Work instructions: Copy out all the lines where "Алексеевский" shows up.

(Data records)
>> START
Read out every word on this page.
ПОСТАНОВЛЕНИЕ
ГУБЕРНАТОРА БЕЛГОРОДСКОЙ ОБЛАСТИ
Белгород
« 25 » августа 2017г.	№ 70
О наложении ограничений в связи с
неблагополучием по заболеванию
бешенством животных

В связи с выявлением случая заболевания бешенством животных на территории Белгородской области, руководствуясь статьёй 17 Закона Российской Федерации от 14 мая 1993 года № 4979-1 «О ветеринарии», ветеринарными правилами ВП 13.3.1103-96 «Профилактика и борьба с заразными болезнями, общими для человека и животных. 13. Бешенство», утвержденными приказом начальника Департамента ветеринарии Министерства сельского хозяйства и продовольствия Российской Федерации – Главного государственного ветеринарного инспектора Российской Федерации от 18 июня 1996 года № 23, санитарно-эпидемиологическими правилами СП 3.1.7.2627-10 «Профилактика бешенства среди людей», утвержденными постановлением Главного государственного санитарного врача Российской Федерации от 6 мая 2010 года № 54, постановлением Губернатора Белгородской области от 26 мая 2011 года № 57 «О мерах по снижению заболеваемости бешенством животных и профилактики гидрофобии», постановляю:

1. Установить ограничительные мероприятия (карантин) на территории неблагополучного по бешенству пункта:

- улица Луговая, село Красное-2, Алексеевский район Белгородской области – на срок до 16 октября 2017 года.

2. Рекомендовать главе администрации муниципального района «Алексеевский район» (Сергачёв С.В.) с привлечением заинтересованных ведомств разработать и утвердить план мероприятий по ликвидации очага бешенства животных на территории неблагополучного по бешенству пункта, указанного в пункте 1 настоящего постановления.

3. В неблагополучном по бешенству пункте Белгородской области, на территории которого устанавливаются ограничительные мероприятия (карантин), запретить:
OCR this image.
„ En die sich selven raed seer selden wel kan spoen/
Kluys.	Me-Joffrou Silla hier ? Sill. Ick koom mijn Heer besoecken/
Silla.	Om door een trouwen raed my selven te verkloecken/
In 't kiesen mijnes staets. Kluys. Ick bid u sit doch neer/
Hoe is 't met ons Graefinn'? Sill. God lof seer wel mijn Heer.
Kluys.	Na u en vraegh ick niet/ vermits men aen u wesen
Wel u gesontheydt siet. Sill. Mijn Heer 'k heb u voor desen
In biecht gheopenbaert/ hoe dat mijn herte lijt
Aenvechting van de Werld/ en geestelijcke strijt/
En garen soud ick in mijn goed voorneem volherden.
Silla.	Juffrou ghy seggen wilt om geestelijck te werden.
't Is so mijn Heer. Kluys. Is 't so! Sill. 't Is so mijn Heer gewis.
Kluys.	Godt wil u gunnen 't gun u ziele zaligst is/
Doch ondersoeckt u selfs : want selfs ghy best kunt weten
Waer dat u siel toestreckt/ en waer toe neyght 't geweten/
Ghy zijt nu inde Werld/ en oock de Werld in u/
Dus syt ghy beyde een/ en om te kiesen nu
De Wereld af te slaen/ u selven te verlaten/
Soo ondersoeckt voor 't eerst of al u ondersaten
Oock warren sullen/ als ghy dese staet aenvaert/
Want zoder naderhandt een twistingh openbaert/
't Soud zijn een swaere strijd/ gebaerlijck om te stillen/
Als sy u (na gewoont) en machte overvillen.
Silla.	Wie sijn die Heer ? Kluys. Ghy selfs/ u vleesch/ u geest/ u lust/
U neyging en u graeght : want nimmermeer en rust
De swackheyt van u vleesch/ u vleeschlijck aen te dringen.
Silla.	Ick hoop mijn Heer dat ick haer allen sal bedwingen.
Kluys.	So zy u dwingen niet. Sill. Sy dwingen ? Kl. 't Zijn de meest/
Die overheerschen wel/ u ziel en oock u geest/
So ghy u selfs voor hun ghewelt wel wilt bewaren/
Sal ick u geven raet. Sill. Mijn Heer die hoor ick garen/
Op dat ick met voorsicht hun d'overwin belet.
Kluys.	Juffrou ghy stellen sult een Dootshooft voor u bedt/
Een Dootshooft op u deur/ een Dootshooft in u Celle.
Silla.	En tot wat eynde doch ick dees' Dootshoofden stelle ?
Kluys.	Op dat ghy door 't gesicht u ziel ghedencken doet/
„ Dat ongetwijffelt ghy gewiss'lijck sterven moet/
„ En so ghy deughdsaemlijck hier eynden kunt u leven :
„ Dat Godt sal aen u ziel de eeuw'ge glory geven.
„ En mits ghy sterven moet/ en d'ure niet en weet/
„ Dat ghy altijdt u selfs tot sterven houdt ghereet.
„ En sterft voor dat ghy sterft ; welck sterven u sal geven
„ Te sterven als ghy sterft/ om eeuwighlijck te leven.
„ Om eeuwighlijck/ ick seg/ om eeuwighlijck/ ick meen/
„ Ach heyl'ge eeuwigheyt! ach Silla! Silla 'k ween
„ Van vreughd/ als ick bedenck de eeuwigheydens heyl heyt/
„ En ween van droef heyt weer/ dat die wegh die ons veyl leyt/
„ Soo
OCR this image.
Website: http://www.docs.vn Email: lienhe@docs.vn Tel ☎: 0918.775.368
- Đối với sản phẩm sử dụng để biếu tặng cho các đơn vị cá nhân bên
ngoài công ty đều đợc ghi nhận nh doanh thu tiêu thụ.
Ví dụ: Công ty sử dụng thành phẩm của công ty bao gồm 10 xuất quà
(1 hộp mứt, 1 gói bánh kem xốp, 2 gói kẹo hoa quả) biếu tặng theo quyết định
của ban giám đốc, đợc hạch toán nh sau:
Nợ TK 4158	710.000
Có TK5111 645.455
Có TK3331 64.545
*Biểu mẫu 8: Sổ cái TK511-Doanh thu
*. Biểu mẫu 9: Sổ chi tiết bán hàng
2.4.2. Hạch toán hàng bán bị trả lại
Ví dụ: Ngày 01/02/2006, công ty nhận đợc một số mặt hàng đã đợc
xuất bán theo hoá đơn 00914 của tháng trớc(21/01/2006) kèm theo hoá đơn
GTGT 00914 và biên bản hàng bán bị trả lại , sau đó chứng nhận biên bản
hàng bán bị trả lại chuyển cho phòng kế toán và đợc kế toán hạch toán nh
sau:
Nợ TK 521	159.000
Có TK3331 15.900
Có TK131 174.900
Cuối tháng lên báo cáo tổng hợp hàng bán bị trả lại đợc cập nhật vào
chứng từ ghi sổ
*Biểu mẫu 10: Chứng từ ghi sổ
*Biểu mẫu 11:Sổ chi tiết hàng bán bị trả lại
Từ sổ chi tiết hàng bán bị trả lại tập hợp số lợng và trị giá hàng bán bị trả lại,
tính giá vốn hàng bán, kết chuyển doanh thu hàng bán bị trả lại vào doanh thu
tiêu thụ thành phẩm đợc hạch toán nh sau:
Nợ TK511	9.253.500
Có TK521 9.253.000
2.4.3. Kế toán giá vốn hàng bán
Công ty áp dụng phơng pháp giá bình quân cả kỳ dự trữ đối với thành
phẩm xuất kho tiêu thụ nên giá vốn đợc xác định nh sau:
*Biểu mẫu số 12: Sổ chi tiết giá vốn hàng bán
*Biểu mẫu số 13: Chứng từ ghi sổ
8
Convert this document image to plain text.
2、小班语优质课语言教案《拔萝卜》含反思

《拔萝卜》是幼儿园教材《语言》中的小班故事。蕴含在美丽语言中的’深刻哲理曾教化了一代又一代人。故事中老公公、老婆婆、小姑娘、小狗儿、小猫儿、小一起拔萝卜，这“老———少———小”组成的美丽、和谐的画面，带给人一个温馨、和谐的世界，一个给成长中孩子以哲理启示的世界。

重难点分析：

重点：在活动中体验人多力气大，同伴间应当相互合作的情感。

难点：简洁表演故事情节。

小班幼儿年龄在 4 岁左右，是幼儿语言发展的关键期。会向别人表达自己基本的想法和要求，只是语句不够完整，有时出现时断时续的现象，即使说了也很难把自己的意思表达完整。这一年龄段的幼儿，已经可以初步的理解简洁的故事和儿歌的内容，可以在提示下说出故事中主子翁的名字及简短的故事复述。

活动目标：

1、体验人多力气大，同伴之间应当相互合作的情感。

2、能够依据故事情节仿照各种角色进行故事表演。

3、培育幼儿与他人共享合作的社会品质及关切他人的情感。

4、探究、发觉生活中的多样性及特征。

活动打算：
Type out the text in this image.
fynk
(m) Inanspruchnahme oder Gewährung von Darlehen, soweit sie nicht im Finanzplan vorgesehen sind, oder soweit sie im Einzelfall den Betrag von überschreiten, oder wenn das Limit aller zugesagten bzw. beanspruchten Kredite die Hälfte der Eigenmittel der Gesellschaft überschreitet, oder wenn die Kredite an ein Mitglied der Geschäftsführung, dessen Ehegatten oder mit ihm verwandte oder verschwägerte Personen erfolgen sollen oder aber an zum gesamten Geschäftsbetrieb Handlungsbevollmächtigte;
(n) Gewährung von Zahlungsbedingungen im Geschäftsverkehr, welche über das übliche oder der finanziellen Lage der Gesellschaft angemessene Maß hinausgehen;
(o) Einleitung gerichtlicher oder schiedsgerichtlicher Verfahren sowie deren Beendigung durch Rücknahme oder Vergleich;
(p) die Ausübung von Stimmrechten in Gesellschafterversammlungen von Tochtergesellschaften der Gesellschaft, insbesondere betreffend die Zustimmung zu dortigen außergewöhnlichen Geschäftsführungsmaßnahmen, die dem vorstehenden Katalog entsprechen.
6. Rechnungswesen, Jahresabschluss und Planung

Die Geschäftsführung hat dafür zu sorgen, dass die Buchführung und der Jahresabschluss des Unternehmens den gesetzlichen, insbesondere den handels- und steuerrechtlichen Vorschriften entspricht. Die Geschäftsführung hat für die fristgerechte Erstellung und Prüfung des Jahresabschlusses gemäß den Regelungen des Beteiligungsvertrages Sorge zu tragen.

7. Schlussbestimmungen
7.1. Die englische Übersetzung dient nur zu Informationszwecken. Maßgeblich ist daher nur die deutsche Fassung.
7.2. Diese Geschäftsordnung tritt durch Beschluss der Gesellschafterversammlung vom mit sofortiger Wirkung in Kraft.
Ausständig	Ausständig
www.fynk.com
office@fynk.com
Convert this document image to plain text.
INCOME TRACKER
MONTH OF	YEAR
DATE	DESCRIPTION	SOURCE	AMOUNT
>> END
Answer to the task:
- улица Луговая, село Красное-2, Алексеевский район Белгородской области – на срок до 16 октября 2017 года.
2. Рекомендовать главе администрации муниципального района «Алексеевский район» (Сергачёв С.В.) с привлечением заинтересованных ведомств разработать и утвердить план мероприятий по ликвидации очага бешенства животных на территории неблагополучного по бешенству пункта, указанного в пункте 1 настоящего постановления.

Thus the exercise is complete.